Gather the lines below that include the string "icon", copying each in full.

-------- THE RECORDS

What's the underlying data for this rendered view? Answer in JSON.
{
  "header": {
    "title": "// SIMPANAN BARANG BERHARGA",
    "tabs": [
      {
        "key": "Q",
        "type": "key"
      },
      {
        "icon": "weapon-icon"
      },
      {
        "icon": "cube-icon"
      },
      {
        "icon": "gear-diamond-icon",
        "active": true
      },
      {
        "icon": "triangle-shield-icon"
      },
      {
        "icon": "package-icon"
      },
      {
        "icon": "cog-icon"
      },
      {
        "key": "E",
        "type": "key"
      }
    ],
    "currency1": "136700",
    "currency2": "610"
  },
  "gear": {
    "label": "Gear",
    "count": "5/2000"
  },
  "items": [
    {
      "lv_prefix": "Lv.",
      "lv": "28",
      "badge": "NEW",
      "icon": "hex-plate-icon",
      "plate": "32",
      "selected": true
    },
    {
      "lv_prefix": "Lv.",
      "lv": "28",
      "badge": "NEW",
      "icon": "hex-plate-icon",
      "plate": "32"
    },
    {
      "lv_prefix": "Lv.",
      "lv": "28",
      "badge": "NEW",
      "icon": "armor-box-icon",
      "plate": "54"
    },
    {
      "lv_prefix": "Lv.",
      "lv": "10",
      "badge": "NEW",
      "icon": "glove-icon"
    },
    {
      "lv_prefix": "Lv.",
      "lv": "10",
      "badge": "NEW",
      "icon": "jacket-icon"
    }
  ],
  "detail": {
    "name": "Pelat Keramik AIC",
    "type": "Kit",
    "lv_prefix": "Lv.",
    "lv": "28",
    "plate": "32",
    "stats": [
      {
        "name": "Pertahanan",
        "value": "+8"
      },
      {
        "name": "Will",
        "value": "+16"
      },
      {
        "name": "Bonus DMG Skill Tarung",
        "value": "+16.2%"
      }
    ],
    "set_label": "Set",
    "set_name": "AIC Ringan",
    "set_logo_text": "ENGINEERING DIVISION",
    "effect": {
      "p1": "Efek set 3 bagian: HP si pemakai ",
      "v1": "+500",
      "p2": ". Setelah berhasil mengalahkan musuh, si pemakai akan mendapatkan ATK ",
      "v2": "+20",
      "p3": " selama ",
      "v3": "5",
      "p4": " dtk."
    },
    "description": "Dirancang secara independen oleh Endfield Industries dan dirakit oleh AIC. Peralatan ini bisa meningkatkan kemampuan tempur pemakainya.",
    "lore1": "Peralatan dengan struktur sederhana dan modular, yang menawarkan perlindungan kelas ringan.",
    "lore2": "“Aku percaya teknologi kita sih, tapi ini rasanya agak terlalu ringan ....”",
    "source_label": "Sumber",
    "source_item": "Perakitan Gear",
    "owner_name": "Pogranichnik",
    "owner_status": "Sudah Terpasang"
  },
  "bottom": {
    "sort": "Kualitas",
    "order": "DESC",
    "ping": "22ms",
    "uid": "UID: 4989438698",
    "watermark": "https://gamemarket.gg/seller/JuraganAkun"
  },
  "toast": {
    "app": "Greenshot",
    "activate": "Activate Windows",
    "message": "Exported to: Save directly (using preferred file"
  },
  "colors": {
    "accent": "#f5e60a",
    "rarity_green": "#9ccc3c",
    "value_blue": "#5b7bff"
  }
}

----------------

WRITTEN RESPONSE
        "icon": "weapon-icon"
        "icon": "cube-icon"
        "icon": "gear-diamond-icon",
        "icon": "triangle-shield-icon"
        "icon": "package-icon"
        "icon": "cog-icon"
      "icon": "hex-plate-icon",
      "icon": "hex-plate-icon",
      "icon": "armor-box-icon",
      "icon": "glove-icon"
      "icon": "jacket-icon"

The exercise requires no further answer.